_The problem:_
Of all the lines here, how many include the string "reconnue"? Answer with the number only.

Dataset entries
# # # #

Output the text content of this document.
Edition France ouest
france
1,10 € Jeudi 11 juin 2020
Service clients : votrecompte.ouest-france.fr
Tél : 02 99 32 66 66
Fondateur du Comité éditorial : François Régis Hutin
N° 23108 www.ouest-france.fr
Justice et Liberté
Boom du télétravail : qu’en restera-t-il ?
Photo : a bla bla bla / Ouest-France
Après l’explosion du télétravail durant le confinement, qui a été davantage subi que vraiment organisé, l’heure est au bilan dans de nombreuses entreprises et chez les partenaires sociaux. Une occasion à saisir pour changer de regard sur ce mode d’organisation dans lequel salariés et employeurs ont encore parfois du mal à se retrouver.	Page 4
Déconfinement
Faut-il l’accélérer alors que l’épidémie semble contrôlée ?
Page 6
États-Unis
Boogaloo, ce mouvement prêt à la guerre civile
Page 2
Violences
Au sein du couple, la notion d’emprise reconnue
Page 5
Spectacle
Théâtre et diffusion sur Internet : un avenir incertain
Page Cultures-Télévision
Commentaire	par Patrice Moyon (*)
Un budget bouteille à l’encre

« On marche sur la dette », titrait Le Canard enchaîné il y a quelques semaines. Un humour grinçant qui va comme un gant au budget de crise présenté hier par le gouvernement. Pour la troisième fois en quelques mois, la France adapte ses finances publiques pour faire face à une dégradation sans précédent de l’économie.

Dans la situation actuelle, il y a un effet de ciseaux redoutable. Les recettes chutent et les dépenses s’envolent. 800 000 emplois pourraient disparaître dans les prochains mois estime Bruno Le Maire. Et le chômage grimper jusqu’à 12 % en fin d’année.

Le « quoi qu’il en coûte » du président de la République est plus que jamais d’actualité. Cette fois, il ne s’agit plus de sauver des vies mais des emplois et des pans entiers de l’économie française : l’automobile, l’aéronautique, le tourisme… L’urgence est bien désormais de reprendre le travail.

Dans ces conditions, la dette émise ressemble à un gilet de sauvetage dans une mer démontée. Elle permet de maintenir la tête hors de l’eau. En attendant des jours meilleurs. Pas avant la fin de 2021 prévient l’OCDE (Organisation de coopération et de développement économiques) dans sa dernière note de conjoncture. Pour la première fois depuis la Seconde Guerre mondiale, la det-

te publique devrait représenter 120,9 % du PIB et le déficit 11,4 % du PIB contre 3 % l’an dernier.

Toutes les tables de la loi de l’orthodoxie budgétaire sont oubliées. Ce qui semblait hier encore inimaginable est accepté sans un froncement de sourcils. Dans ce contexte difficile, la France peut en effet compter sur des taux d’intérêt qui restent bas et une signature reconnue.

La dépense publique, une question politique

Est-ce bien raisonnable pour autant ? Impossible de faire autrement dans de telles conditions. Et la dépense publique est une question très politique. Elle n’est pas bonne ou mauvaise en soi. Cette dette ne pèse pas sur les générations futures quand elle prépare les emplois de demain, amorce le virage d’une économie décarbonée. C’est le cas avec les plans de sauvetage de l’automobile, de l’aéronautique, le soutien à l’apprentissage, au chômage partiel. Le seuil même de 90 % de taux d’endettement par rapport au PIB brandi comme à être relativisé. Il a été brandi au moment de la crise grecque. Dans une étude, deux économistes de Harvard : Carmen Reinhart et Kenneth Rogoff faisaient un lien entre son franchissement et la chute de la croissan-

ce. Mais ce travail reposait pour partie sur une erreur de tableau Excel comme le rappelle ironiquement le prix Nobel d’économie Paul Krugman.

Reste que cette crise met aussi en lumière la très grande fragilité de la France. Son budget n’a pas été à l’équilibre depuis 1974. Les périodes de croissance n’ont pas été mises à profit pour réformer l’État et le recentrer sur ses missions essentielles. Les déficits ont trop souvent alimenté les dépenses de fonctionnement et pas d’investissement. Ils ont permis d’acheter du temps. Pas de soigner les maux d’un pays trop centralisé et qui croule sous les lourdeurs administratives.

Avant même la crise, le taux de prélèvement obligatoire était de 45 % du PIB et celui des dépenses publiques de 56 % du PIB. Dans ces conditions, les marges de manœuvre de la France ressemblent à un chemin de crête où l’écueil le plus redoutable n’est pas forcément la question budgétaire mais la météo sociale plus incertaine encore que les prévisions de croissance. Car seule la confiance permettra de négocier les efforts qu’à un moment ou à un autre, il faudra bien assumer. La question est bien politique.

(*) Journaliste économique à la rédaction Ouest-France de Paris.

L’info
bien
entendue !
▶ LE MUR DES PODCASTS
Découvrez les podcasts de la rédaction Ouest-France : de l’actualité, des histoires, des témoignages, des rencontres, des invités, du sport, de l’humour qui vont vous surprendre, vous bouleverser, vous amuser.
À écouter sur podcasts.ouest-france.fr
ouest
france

# # # #

_The completed task:_
2